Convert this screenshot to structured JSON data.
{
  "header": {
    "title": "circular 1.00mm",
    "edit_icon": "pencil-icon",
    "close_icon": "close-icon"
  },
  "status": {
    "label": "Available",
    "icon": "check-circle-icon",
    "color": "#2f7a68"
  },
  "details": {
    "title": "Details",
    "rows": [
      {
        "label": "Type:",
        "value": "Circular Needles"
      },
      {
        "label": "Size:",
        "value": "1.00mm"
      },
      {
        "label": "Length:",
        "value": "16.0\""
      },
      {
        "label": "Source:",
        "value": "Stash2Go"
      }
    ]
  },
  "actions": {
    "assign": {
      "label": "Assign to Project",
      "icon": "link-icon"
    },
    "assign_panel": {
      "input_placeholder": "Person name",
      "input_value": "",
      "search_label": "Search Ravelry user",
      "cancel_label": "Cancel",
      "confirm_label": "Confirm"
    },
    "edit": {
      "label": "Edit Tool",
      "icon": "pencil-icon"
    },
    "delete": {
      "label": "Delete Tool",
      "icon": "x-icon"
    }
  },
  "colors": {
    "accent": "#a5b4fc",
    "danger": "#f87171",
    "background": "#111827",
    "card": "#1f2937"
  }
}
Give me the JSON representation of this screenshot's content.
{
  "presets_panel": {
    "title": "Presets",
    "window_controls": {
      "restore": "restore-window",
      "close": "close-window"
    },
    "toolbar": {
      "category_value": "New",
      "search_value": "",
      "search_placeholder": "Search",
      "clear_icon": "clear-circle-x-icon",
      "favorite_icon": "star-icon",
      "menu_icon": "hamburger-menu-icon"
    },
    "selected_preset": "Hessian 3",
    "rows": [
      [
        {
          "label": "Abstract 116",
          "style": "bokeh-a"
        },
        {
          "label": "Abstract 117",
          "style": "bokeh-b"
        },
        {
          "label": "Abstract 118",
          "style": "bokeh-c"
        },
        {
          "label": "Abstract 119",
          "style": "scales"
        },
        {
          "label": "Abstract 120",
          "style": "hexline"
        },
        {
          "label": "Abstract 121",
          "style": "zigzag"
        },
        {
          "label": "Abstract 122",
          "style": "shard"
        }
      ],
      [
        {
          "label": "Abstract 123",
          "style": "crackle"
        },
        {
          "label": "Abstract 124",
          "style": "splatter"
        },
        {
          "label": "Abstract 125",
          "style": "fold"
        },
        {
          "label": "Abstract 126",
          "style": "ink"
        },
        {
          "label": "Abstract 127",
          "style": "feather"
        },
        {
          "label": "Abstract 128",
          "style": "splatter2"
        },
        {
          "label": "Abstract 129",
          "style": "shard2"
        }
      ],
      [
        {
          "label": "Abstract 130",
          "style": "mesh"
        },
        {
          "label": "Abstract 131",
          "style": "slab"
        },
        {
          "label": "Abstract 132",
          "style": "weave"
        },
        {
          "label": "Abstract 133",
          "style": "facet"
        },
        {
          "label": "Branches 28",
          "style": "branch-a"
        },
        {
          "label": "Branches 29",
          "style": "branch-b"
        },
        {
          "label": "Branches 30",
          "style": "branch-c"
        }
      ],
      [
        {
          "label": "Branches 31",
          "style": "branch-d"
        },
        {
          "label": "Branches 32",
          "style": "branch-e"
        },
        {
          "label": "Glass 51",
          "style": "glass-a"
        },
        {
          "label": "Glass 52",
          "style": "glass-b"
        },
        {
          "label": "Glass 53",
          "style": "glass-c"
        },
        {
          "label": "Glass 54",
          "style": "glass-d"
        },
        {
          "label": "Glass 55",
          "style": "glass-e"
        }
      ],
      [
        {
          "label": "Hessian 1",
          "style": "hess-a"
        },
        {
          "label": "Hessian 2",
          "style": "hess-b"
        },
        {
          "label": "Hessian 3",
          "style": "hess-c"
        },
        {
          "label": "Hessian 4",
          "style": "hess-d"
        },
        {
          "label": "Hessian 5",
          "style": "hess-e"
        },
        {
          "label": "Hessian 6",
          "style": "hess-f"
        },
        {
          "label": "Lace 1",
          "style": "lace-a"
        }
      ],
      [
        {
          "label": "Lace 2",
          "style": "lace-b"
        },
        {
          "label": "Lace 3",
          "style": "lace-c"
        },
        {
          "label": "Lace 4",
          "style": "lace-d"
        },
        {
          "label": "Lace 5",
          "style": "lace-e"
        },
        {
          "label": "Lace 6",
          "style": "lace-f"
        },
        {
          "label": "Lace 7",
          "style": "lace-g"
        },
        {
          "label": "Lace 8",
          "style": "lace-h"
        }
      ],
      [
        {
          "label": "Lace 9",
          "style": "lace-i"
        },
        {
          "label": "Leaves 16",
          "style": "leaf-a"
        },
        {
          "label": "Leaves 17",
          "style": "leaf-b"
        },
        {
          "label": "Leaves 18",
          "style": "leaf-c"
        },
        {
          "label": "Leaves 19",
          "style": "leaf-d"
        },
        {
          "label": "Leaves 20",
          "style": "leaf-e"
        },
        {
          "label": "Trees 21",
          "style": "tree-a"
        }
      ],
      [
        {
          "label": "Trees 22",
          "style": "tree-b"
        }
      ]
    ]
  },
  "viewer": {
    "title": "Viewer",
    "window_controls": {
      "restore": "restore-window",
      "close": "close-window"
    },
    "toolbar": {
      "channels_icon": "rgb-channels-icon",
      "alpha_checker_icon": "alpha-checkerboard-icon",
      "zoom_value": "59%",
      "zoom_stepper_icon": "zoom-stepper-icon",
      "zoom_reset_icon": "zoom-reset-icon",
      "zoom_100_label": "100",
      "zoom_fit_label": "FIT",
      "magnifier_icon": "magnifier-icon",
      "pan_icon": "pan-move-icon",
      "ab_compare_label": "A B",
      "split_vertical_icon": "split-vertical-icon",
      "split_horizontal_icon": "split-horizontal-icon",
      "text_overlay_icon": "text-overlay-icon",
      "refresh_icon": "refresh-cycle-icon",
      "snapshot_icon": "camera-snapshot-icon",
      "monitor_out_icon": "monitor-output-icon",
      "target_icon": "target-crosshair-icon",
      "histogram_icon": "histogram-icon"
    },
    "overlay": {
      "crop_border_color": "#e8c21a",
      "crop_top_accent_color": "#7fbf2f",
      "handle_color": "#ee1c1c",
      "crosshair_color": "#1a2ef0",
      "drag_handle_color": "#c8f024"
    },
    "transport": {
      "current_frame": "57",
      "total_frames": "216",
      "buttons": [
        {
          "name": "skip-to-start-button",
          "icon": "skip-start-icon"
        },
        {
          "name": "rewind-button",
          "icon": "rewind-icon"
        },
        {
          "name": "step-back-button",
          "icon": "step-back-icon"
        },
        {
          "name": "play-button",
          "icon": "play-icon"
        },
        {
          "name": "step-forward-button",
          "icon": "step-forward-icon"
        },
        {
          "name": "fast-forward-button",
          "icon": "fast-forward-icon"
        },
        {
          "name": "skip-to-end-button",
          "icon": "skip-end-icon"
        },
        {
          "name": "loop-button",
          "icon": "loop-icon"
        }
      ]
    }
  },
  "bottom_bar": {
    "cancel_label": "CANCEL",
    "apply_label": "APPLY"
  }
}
··········
## The exercise
What do the records say? Quote them all exactly.

## Written response
Convert this screenshot to structured JSON data.
{
  "header": {
    "title": "circular 1.00mm",
    "edit_icon": "pencil-icon",
    "close_icon": "close-icon"
  },
  "status": {
    "label": "Available",
    "icon": "check-circle-icon",
    "color": "#2f7a68"
  },
  "details": {
    "title": "Details",
    "rows": [
      {
        "label": "Type:",
        "value": "Circular Needles"
      },
      {
        "label": "Size:",
        "value": "1.00mm"
      },
      {
        "label": "Length:",
        "value": "16.0\""
      },
      {
        "label": "Source:",
        "value": "Stash2Go"
      }
    ]
  },
  "actions": {
    "assign": {
      "label": "Assign to Project",
      "icon": "link-icon"
    },
    "assign_panel": {
      "input_placeholder": "Person name",
      "input_value": "",
      "search_label": "Search Ravelry user",
      "cancel_label": "Cancel",
      "confirm_label": "Confirm"
    },
    "edit": {
      "label": "Edit Tool",
      "icon": "pencil-icon"
    },
    "delete": {
      "label": "Delete Tool",
      "icon": "x-icon"
    }
  },
  "colors": {
    "accent": "#a5b4fc",
    "danger": "#f87171",
    "background": "#111827",
    "card": "#1f2937"
  }
}
Give me the JSON representation of this screenshot's content.
{
  "presets_panel": {
    "title": "Presets",
    "window_controls": {
      "restore": "restore-window",
      "close": "close-window"
    },
    "toolbar": {
      "category_value": "New",
      "search_value": "",
      "search_placeholder": "Search",
      "clear_icon": "clear-circle-x-icon",
      "favorite_icon": "star-icon",
      "menu_icon": "hamburger-menu-icon"
    },
    "selected_preset": "Hessian 3",
    "rows": [
      [
        {
          "label": "Abstract 116",
          "style": "bokeh-a"
        },
        {
          "label": "Abstract 117",
          "style": "bokeh-b"
        },
        {
          "label": "Abstract 118",
          "style": "bokeh-c"
        },
        {
          "label": "Abstract 119",
          "style": "scales"
        },
        {
          "label": "Abstract 120",
          "style": "hexline"
        },
        {
          "label": "Abstract 121",
          "style": "zigzag"
        },
        {
          "label": "Abstract 122",
          "style": "shard"
        }
      ],
      [
        {
          "label": "Abstract 123",
          "style": "crackle"
        },
        {
          "label": "Abstract 124",
          "style": "splatter"
        },
        {
          "label": "Abstract 125",
          "style": "fold"
        },
        {
          "label": "Abstract 126",
          "style": "ink"
        },
        {
          "label": "Abstract 127",
          "style": "feather"
        },
        {
          "label": "Abstract 128",
          "style": "splatter2"
        },
        {
          "label": "Abstract 129",
          "style": "shard2"
        }
      ],
      [
        {
          "label": "Abstract 130",
          "style": "mesh"
        },
        {
          "label": "Abstract 131",
          "style": "slab"
        },
        {
          "label": "Abstract 132",
          "style": "weave"
        },
        {
          "label": "Abstract 133",
          "style": "facet"
        },
        {
          "label": "Branches 28",
          "style": "branch-a"
        },
        {
          "label": "Branches 29",
          "style": "branch-b"
        },
        {
          "label": "Branches 30",
          "style": "branch-c"
        }
      ],
      [
        {
          "label": "Branches 31",
          "style": "branch-d"
        },
        {
          "label": "Branches 32",
          "style": "branch-e"
        },
        {
          "label": "Glass 51",
          "style": "glass-a"
        },
        {
          "label": "Glass 52",
          "style": "glass-b"
        },
        {
          "label": "Glass 53",
          "style": "glass-c"
        },
        {
          "label": "Glass 54",
          "style": "glass-d"
        },
        {
          "label": "Glass 55",
          "style": "glass-e"
        }
      ],
      [
        {
          "label": "Hessian 1",
          "style": "hess-a"
        },
        {
          "label": "Hessian 2",
          "style": "hess-b"
        },
        {
          "label": "Hessian 3",
          "style": "hess-c"
        },
        {
          "label": "Hessian 4",
          "style": "hess-d"
        },
        {
          "label": "Hessian 5",
          "style": "hess-e"
        },
        {
          "label": "Hessian 6",
          "style": "hess-f"
        },
        {
          "label": "Lace 1",
          "style": "lace-a"
        }
      ],
      [
        {
          "label": "Lace 2",
          "style": "lace-b"
        },
        {
          "label": "Lace 3",
          "style": "lace-c"
        },
        {
          "label": "Lace 4",
          "style": "lace-d"
        },
        {
          "label": "Lace 5",
          "style": "lace-e"
        },
        {
          "label": "Lace 6",
          "style": "lace-f"
        },
        {
          "label": "Lace 7",
          "style": "lace-g"
        },
        {
          "label": "Lace 8",
          "style": "lace-h"
        }
      ],
      [
        {
          "label": "Lace 9",
          "style": "lace-i"
        },
        {
          "label": "Leaves 16",
          "style": "leaf-a"
        },
        {
          "label": "Leaves 17",
          "style": "leaf-b"
        },
        {
          "label": "Leaves 18",
          "style": "leaf-c"
        },
        {
          "label": "Leaves 19",
          "style": "leaf-d"
        },
        {
          "label": "Leaves 20",
          "style": "leaf-e"
        },
        {
          "label": "Trees 21",
          "style": "tree-a"
        }
      ],
      [
        {
          "label": "Trees 22",
          "style": "tree-b"
        }
      ]
    ]
  },
  "viewer": {
    "title": "Viewer",
    "window_controls": {
      "restore": "restore-window",
      "close": "close-window"
    },
    "toolbar": {
      "channels_icon": "rgb-channels-icon",
      "alpha_checker_icon": "alpha-checkerboard-icon",
      "zoom_value": "59%",
      "zoom_stepper_icon": "zoom-stepper-icon",
      "zoom_reset_icon": "zoom-reset-icon",
      "zoom_100_label": "100",
      "zoom_fit_label": "FIT",
      "magnifier_icon": "magnifier-icon",
      "pan_icon": "pan-move-icon",
      "ab_compare_label": "A B",
      "split_vertical_icon": "split-vertical-icon",
      "split_horizontal_icon": "split-horizontal-icon",
      "text_overlay_icon": "text-overlay-icon",
      "refresh_icon": "refresh-cycle-icon",
      "snapshot_icon": "camera-snapshot-icon",
      "monitor_out_icon": "monitor-output-icon",
      "target_icon": "target-crosshair-icon",
      "histogram_icon": "histogram-icon"
    },
    "overlay": {
      "crop_border_color": "#e8c21a",
      "crop_top_accent_color": "#7fbf2f",
      "handle_color": "#ee1c1c",
      "crosshair_color": "#1a2ef0",
      "drag_handle_color": "#c8f024"
    },
    "transport": {
      "current_frame": "57",
      "total_frames": "216",
      "buttons": [
        {
          "name": "skip-to-start-button",
          "icon": "skip-start-icon"
        },
        {
          "name": "rewind-button",
          "icon": "rewind-icon"
        },
        {
          "name": "step-back-button",
          "icon": "step-back-icon"
        },
        {
          "name": "play-button",
          "icon": "play-icon"
        },
        {
          "name": "step-forward-button",
          "icon": "step-forward-icon"
        },
        {
          "name": "fast-forward-button",
          "icon": "fast-forward-icon"
        },
        {
          "name": "skip-to-end-button",
          "icon": "skip-end-icon"
        },
        {
          "name": "loop-button",
          "icon": "loop-icon"
        }
      ]
    }
  },
  "bottom_bar": {
    "cancel_label": "CANCEL",
    "apply_label": "APPLY"
  }
}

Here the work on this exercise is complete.